## Requirements
Please write out these lines again, substituting "97190" for every "97182" and keeping everything else unchanged.

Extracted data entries

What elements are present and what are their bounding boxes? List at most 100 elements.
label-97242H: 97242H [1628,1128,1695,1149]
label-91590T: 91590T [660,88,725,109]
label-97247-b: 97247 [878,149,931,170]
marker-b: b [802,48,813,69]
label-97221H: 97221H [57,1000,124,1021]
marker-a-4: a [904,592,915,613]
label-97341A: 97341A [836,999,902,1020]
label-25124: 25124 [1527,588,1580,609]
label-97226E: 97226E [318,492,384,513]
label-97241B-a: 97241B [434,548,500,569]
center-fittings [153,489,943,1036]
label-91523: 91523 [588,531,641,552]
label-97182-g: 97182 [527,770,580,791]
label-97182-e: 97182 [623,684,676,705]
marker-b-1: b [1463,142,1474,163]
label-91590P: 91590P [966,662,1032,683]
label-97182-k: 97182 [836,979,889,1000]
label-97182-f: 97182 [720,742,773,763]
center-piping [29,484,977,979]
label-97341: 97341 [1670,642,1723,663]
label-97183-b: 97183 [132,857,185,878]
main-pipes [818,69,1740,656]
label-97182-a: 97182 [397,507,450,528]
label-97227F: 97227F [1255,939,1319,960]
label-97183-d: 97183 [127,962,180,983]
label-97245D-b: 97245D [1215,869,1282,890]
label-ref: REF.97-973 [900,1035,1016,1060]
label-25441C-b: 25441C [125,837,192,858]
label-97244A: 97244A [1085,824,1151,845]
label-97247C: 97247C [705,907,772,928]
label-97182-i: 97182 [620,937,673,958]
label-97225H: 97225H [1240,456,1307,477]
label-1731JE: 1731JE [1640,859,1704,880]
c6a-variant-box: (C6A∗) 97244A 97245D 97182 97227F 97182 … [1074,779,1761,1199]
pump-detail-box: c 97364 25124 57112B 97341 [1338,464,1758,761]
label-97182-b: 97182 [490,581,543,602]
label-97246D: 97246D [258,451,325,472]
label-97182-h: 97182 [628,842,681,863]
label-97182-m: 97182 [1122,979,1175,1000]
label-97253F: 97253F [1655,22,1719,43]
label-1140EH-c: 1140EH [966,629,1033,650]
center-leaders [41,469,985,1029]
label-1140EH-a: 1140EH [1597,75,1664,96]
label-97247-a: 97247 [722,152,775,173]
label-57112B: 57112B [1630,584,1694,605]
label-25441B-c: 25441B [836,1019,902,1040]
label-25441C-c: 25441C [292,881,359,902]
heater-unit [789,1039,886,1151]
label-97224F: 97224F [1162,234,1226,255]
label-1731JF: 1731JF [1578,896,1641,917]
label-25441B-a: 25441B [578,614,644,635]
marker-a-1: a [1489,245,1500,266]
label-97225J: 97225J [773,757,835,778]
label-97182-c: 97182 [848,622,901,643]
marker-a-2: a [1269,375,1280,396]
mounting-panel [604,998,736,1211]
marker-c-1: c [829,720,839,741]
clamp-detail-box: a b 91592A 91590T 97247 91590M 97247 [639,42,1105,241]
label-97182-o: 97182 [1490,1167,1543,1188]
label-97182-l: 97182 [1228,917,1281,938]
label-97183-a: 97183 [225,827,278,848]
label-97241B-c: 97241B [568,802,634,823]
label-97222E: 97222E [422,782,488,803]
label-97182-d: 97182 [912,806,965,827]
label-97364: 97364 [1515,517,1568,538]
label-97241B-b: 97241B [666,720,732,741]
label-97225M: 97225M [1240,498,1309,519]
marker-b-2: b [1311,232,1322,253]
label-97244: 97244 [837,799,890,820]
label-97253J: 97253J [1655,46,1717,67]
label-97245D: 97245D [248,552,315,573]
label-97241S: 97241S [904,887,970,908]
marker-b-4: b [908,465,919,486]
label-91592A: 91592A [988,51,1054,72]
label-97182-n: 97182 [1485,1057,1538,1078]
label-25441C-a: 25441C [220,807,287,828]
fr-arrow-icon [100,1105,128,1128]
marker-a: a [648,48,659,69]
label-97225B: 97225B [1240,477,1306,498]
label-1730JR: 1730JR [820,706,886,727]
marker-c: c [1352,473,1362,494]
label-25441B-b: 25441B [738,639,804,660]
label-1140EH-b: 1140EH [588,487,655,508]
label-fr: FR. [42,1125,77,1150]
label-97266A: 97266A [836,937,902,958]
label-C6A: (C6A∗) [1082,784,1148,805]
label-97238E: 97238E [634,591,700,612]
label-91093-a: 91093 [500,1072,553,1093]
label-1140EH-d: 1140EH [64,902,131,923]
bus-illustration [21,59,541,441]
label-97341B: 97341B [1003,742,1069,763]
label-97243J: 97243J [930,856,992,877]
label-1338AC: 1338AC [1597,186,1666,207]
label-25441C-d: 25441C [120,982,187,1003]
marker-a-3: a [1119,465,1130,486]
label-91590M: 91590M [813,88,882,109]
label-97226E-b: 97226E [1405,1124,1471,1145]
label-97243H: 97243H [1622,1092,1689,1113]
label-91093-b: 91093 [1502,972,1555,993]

## The completed task
What elements are present and what are their bounding boxes? List at most 100 elements.
label-97242H: 97242H [1628,1128,1695,1149]
label-91590T: 91590T [660,88,725,109]
label-97247-b: 97247 [878,149,931,170]
marker-b: b [802,48,813,69]
label-97221H: 97221H [57,1000,124,1021]
marker-a-4: a [904,592,915,613]
label-97341A: 97341A [836,999,902,1020]
label-25124: 25124 [1527,588,1580,609]
label-97226E: 97226E [318,492,384,513]
label-97241B-a: 97241B [434,548,500,569]
center-fittings [153,489,943,1036]
label-91523: 91523 [588,531,641,552]
label-97190-g: 97190 [527,770,580,791]
label-97190-e: 97190 [623,684,676,705]
marker-b-1: b [1463,142,1474,163]
label-91590P: 91590P [966,662,1032,683]
label-97190-k: 97190 [836,979,889,1000]
label-97190-f: 97190 [720,742,773,763]
center-piping [29,484,977,979]
label-97341: 97341 [1670,642,1723,663]
label-97183-b: 97183 [132,857,185,878]
main-pipes [818,69,1740,656]
label-97190-a: 97190 [397,507,450,528]
label-97227F: 97227F [1255,939,1319,960]
label-97183-d: 97183 [127,962,180,983]
label-97245D-b: 97245D [1215,869,1282,890]
label-ref: REF.97-973 [900,1035,1016,1060]
label-25441C-b: 25441C [125,837,192,858]
label-97244A: 97244A [1085,824,1151,845]
label-97247C: 97247C [705,907,772,928]
label-97190-i: 97190 [620,937,673,958]
label-97225H: 97225H [1240,456,1307,477]
label-1731JE: 1731JE [1640,859,1704,880]
c6a-variant-box: (C6A∗) 97244A 97245D 97190 97227F 97190 … [1074,779,1761,1199]
pump-detail-box: c 97364 25124 57112B 97341 [1338,464,1758,761]
label-97190-b: 97190 [490,581,543,602]
label-97246D: 97246D [258,451,325,472]
label-97190-h: 97190 [628,842,681,863]
label-97190-m: 97190 [1122,979,1175,1000]
label-97253F: 97253F [1655,22,1719,43]
label-1140EH-c: 1140EH [966,629,1033,650]
center-leaders [41,469,985,1029]
label-1140EH-a: 1140EH [1597,75,1664,96]
label-97247-a: 97247 [722,152,775,173]
label-57112B: 57112B [1630,584,1694,605]
label-25441B-c: 25441B [836,1019,902,1040]
label-25441C-c: 25441C [292,881,359,902]
heater-unit [789,1039,886,1151]
label-97224F: 97224F [1162,234,1226,255]
label-1731JF: 1731JF [1578,896,1641,917]
label-25441B-a: 25441B [578,614,644,635]
marker-a-1: a [1489,245,1500,266]
label-97225J: 97225J [773,757,835,778]
label-97190-c: 97190 [848,622,901,643]
marker-a-2: a [1269,375,1280,396]
mounting-panel [604,998,736,1211]
marker-c-1: c [829,720,839,741]
clamp-detail-box: a b 91592A 91590T 97247 91590M 97247 [639,42,1105,241]
label-97190-o: 97190 [1490,1167,1543,1188]
label-97190-l: 97190 [1228,917,1281,938]
label-97183-a: 97183 [225,827,278,848]
label-97241B-c: 97241B [568,802,634,823]
label-97222E: 97222E [422,782,488,803]
label-97190-d: 97190 [912,806,965,827]
label-97364: 97364 [1515,517,1568,538]
label-97241B-b: 97241B [666,720,732,741]
label-97225M: 97225M [1240,498,1309,519]
marker-b-2: b [1311,232,1322,253]
label-97244: 97244 [837,799,890,820]
label-97253J: 97253J [1655,46,1717,67]
label-97245D: 97245D [248,552,315,573]
label-97241S: 97241S [904,887,970,908]
marker-b-4: b [908,465,919,486]
label-91592A: 91592A [988,51,1054,72]
label-97190-n: 97190 [1485,1057,1538,1078]
label-25441C-a: 25441C [220,807,287,828]
fr-arrow-icon [100,1105,128,1128]
marker-a: a [648,48,659,69]
label-97225B: 97225B [1240,477,1306,498]
label-1730JR: 1730JR [820,706,886,727]
marker-c: c [1352,473,1362,494]
label-25441B-b: 25441B [738,639,804,660]
label-1140EH-b: 1140EH [588,487,655,508]
label-fr: FR. [42,1125,77,1150]
label-97266A: 97266A [836,937,902,958]
label-C6A: (C6A∗) [1082,784,1148,805]
label-97238E: 97238E [634,591,700,612]
label-91093-a: 91093 [500,1072,553,1093]
label-1140EH-d: 1140EH [64,902,131,923]
bus-illustration [21,59,541,441]
label-97341B: 97341B [1003,742,1069,763]
label-97243J: 97243J [930,856,992,877]
label-1338AC: 1338AC [1597,186,1666,207]
label-25441C-d: 25441C [120,982,187,1003]
marker-a-3: a [1119,465,1130,486]
label-91590M: 91590M [813,88,882,109]
label-97226E-b: 97226E [1405,1124,1471,1145]
label-97243H: 97243H [1622,1092,1689,1113]
label-91093-b: 91093 [1502,972,1555,993]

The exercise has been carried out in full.